## PROBLEM TO SOLVE
Only the pictures are omitted; repeat all other data exactly.

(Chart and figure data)
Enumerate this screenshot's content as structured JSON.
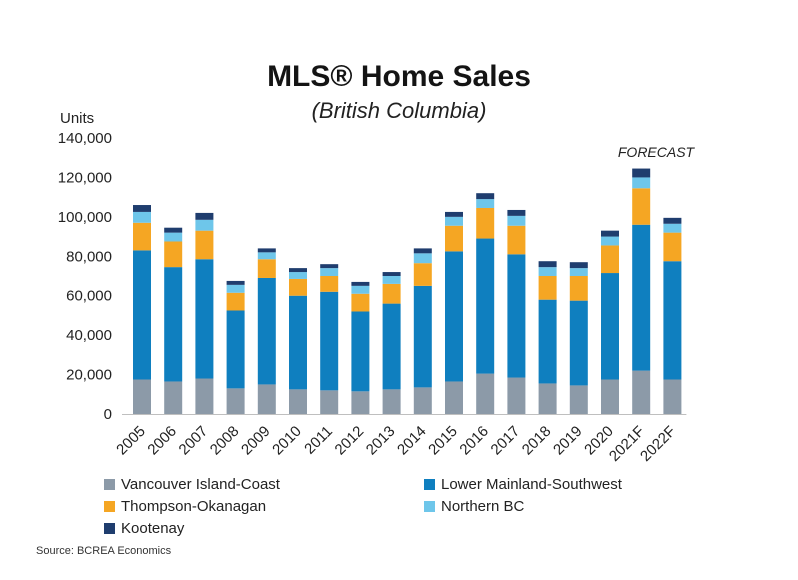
{
  "chart_data": {
    "type": "bar",
    "stacked": true,
    "title": "MLS® Home Sales",
    "subtitle": "(British Columbia)",
    "ylabel": "Units",
    "ylim": [
      0,
      140000
    ],
    "yticks": [
      0,
      20000,
      40000,
      60000,
      80000,
      100000,
      120000,
      140000
    ],
    "ytick_labels": [
      "0",
      "20,000",
      "40,000",
      "60,000",
      "80,000",
      "100,000",
      "120,000",
      "140,000"
    ],
    "grid": false,
    "legend_position": "bottom",
    "annotation": "FORECAST",
    "categories": [
      "2005",
      "2006",
      "2007",
      "2008",
      "2009",
      "2010",
      "2011",
      "2012",
      "2013",
      "2014",
      "2015",
      "2016",
      "2017",
      "2018",
      "2019",
      "2020",
      "2021F",
      "2022F"
    ],
    "series": [
      {
        "name": "Vancouver Island-Coast",
        "color": "#8c9aa8",
        "values": [
          17500,
          16500,
          18000,
          13000,
          15000,
          12500,
          12000,
          11500,
          12500,
          13500,
          16500,
          20500,
          18500,
          15500,
          14500,
          17500,
          22000,
          17500
        ]
      },
      {
        "name": "Lower Mainland-Southwest",
        "color": "#0f7fbf",
        "values": [
          65500,
          58000,
          60500,
          39500,
          54000,
          47500,
          50000,
          40500,
          43500,
          51500,
          66000,
          68500,
          62500,
          42500,
          43000,
          54000,
          74000,
          60000
        ]
      },
      {
        "name": "Thompson-Okanagan",
        "color": "#f5a623",
        "values": [
          14000,
          13000,
          14500,
          9000,
          9500,
          8500,
          8000,
          9000,
          10000,
          11500,
          13000,
          15500,
          14500,
          12000,
          12500,
          14000,
          18500,
          14500
        ]
      },
      {
        "name": "Northern BC",
        "color": "#6ec6ea",
        "values": [
          5500,
          4500,
          5500,
          4000,
          3500,
          3500,
          4000,
          4000,
          4000,
          5000,
          4500,
          4500,
          5000,
          4500,
          4000,
          4500,
          5500,
          4500
        ]
      },
      {
        "name": "Kootenay",
        "color": "#1f3d6e",
        "values": [
          3500,
          2500,
          3500,
          2000,
          2000,
          2000,
          2000,
          2000,
          2000,
          2500,
          2500,
          3000,
          3000,
          3000,
          3000,
          3000,
          4500,
          3000
        ]
      }
    ]
  },
  "source": "Source: BCREA Economics"
}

## TASK RESPONSE
Enumerate this screenshot's content as structured JSON.
{
  "chart_data": {
    "type": "bar",
    "stacked": true,
    "title": "MLS® Home Sales",
    "subtitle": "(British Columbia)",
    "ylabel": "Units",
    "ylim": [
      0,
      140000
    ],
    "yticks": [
      0,
      20000,
      40000,
      60000,
      80000,
      100000,
      120000,
      140000
    ],
    "ytick_labels": [
      "0",
      "20,000",
      "40,000",
      "60,000",
      "80,000",
      "100,000",
      "120,000",
      "140,000"
    ],
    "grid": false,
    "legend_position": "bottom",
    "annotation": "FORECAST",
    "categories": [
      "2005",
      "2006",
      "2007",
      "2008",
      "2009",
      "2010",
      "2011",
      "2012",
      "2013",
      "2014",
      "2015",
      "2016",
      "2017",
      "2018",
      "2019",
      "2020",
      "2021F",
      "2022F"
    ],
    "series": [
      {
        "name": "Vancouver Island-Coast",
        "color": "#8c9aa8",
        "values": [
          17500,
          16500,
          18000,
          13000,
          15000,
          12500,
          12000,
          11500,
          12500,
          13500,
          16500,
          20500,
          18500,
          15500,
          14500,
          17500,
          22000,
          17500
        ]
      },
      {
        "name": "Lower Mainland-Southwest",
        "color": "#0f7fbf",
        "values": [
          65500,
          58000,
          60500,
          39500,
          54000,
          47500,
          50000,
          40500,
          43500,
          51500,
          66000,
          68500,
          62500,
          42500,
          43000,
          54000,
          74000,
          60000
        ]
      },
      {
        "name": "Thompson-Okanagan",
        "color": "#f5a623",
        "values": [
          14000,
          13000,
          14500,
          9000,
          9500,
          8500,
          8000,
          9000,
          10000,
          11500,
          13000,
          15500,
          14500,
          12000,
          12500,
          14000,
          18500,
          14500
        ]
      },
      {
        "name": "Northern BC",
        "color": "#6ec6ea",
        "values": [
          5500,
          4500,
          5500,
          4000,
          3500,
          3500,
          4000,
          4000,
          4000,
          5000,
          4500,
          4500,
          5000,
          4500,
          4000,
          4500,
          5500,
          4500
        ]
      },
      {
        "name": "Kootenay",
        "color": "#1f3d6e",
        "values": [
          3500,
          2500,
          3500,
          2000,
          2000,
          2000,
          2000,
          2000,
          2000,
          2500,
          2500,
          3000,
          3000,
          3000,
          3000,
          3000,
          4500,
          3000
        ]
      }
    ]
  },
  "source": "Source: BCREA Economics"
}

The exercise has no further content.